Dataset rows:
%%

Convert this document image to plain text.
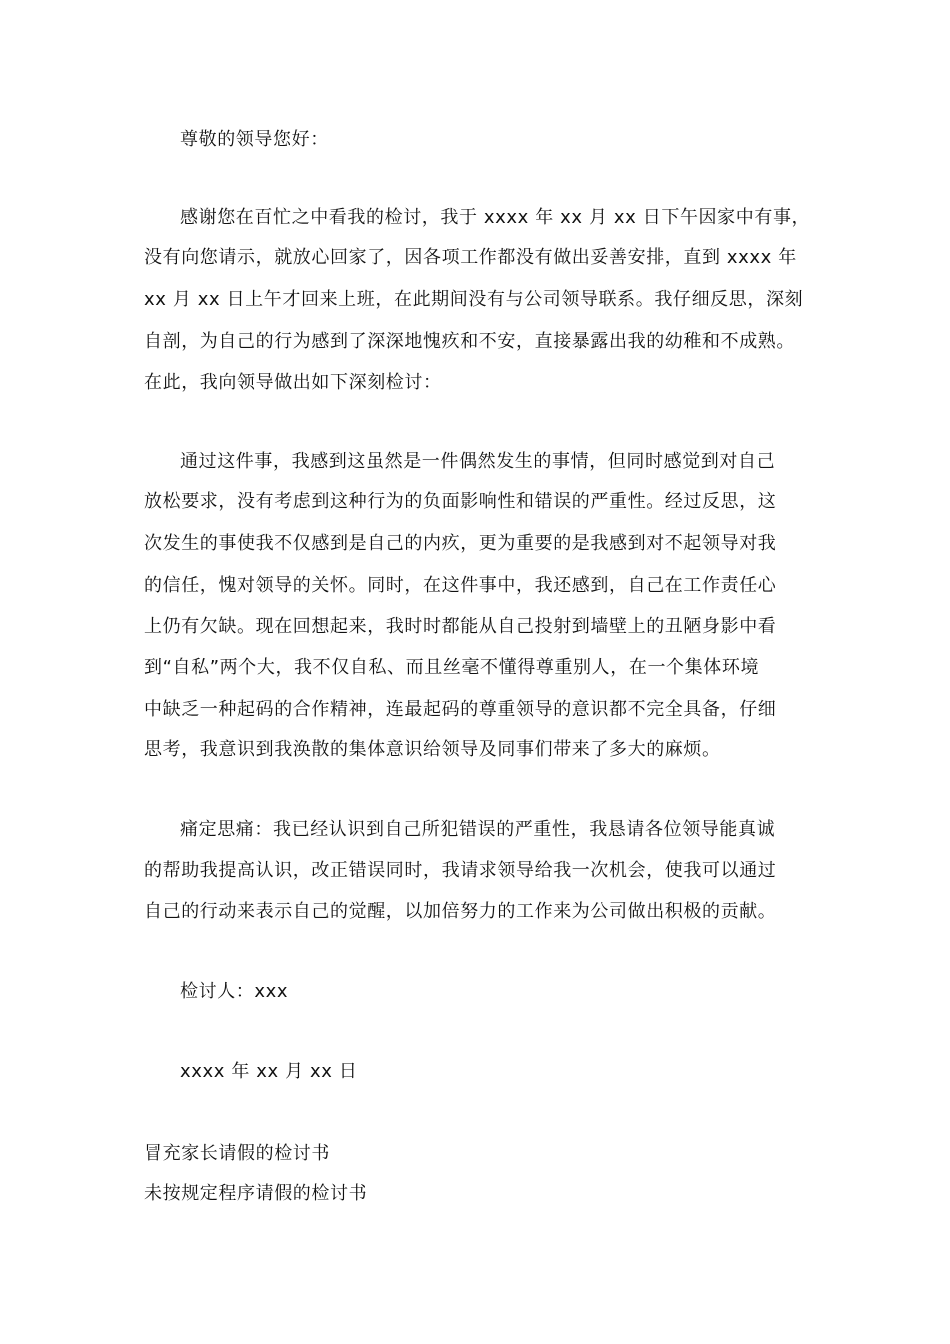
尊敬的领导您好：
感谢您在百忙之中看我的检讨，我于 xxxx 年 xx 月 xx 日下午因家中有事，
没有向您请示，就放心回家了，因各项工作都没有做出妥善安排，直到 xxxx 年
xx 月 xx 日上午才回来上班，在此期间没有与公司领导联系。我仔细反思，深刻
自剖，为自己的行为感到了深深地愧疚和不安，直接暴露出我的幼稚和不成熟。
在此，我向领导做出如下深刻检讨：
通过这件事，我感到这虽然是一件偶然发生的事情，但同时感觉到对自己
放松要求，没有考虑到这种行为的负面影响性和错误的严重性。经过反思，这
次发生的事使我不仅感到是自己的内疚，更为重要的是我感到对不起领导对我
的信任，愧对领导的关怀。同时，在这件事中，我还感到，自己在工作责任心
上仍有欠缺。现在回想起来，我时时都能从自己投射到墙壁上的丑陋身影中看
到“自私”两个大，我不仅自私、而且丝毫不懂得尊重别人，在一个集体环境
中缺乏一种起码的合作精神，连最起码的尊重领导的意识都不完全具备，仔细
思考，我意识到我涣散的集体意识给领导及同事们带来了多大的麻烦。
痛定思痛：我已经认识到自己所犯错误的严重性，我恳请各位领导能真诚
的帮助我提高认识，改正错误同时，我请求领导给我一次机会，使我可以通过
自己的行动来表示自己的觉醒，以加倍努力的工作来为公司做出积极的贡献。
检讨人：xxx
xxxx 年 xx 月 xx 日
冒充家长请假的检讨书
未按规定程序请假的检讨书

%%
%%

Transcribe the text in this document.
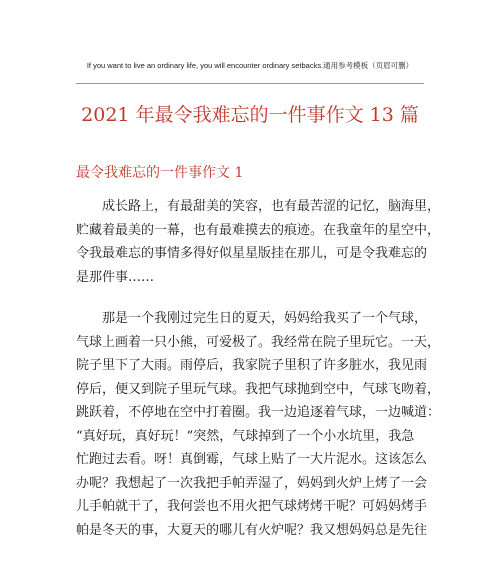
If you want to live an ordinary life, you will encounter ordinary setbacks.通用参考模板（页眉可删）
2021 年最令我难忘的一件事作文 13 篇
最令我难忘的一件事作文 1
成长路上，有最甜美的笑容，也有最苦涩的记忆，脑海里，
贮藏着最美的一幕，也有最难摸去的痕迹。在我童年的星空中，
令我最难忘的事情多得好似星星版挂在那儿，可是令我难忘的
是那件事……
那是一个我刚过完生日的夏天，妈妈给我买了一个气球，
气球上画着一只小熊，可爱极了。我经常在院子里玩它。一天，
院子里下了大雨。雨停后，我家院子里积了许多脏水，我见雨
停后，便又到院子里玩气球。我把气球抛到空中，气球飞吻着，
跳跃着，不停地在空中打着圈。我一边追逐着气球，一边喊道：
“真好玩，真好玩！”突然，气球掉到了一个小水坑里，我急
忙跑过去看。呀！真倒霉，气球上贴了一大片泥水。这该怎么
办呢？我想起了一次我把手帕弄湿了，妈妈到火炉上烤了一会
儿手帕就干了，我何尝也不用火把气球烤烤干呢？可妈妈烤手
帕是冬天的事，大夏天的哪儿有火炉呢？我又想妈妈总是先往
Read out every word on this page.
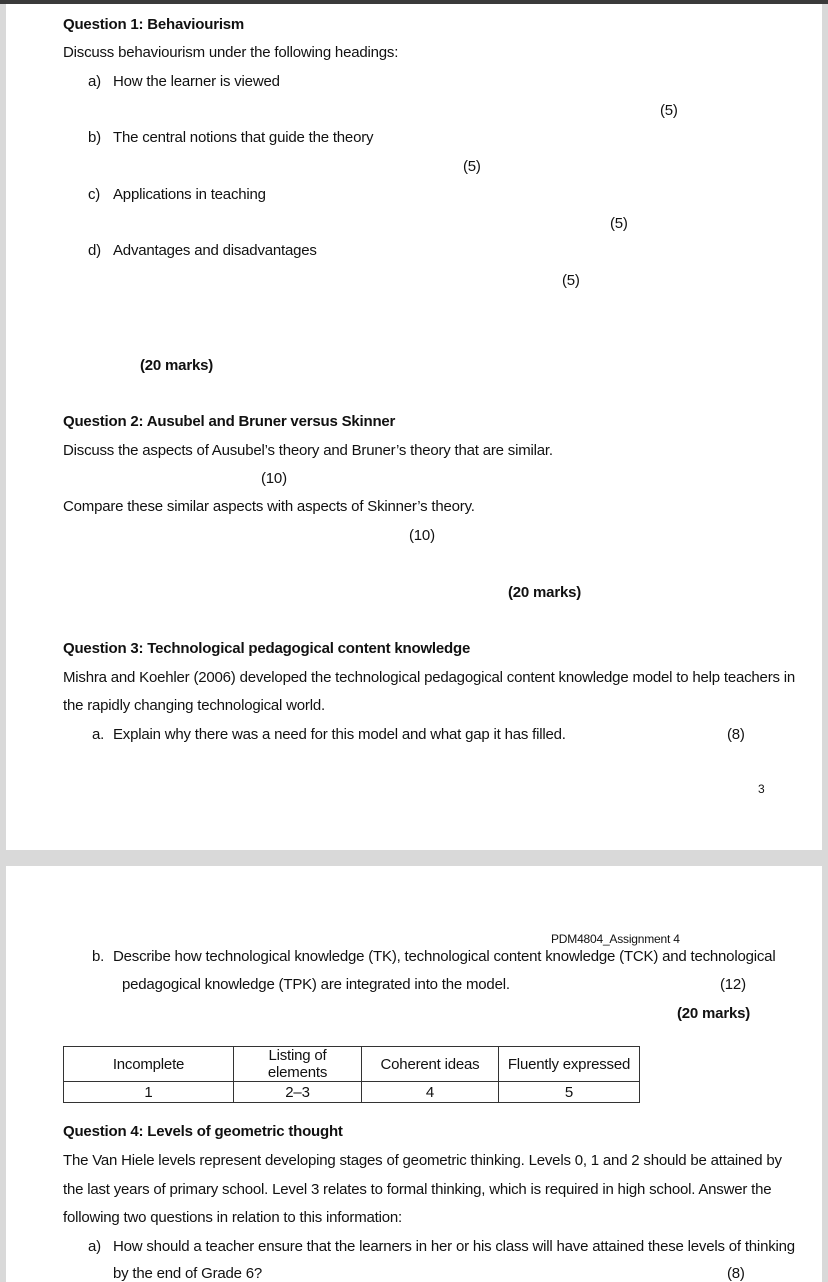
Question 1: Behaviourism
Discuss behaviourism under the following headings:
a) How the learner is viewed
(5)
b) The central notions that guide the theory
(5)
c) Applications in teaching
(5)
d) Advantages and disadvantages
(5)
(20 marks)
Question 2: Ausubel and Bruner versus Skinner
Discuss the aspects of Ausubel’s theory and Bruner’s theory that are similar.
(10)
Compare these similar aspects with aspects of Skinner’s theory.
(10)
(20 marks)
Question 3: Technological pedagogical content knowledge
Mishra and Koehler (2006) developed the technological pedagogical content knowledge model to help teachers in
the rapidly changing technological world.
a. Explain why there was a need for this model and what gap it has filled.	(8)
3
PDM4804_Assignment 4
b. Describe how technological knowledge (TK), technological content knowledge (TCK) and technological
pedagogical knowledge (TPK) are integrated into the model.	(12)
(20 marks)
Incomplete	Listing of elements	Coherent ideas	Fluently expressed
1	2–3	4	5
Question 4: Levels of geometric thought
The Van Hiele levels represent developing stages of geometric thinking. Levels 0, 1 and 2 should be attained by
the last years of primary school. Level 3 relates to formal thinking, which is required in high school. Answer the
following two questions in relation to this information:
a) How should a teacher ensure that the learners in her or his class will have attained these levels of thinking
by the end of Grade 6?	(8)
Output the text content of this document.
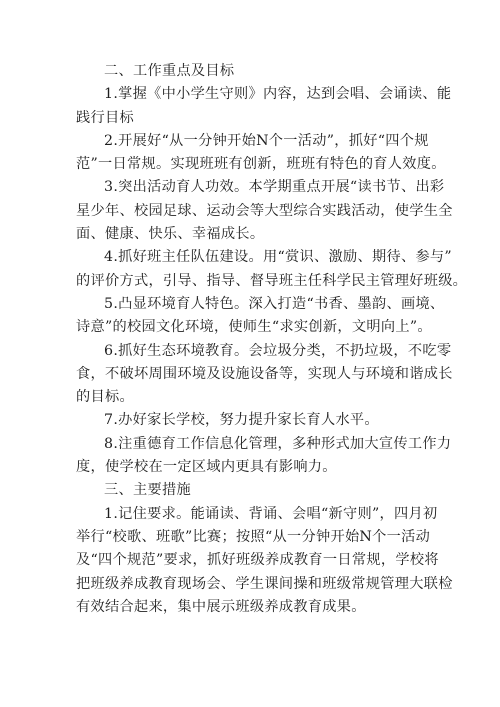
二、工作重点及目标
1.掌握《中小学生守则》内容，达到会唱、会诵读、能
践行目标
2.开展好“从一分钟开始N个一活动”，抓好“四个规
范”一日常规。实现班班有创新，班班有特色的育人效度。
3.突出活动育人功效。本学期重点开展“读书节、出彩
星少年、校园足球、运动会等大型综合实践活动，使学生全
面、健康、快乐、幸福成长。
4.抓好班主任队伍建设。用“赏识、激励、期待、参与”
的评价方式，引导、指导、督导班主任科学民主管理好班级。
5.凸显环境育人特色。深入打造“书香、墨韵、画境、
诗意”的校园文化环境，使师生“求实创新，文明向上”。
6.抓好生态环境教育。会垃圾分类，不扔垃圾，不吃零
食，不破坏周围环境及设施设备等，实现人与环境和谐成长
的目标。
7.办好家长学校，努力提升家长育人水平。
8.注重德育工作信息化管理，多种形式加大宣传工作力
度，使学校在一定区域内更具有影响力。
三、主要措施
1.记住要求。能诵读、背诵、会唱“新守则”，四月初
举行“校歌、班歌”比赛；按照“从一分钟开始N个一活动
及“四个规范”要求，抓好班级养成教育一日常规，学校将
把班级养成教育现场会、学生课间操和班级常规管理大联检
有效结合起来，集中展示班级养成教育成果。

%%
%%

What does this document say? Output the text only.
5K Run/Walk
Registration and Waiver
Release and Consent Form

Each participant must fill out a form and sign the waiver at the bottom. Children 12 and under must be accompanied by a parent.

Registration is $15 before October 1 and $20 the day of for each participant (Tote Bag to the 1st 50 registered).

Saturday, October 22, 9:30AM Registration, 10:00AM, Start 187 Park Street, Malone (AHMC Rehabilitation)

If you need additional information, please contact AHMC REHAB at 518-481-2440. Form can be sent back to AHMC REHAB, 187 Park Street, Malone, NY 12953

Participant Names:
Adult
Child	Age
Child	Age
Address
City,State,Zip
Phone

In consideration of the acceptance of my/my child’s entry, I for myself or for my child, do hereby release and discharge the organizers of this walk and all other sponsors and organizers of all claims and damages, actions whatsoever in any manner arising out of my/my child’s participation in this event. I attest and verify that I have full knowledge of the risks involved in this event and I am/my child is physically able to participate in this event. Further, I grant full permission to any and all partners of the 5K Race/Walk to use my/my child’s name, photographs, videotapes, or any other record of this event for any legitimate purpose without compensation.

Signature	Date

%%

[Aim]
Say how many lines hold the word "will", giving the number and nothing else.

[Correct output]
2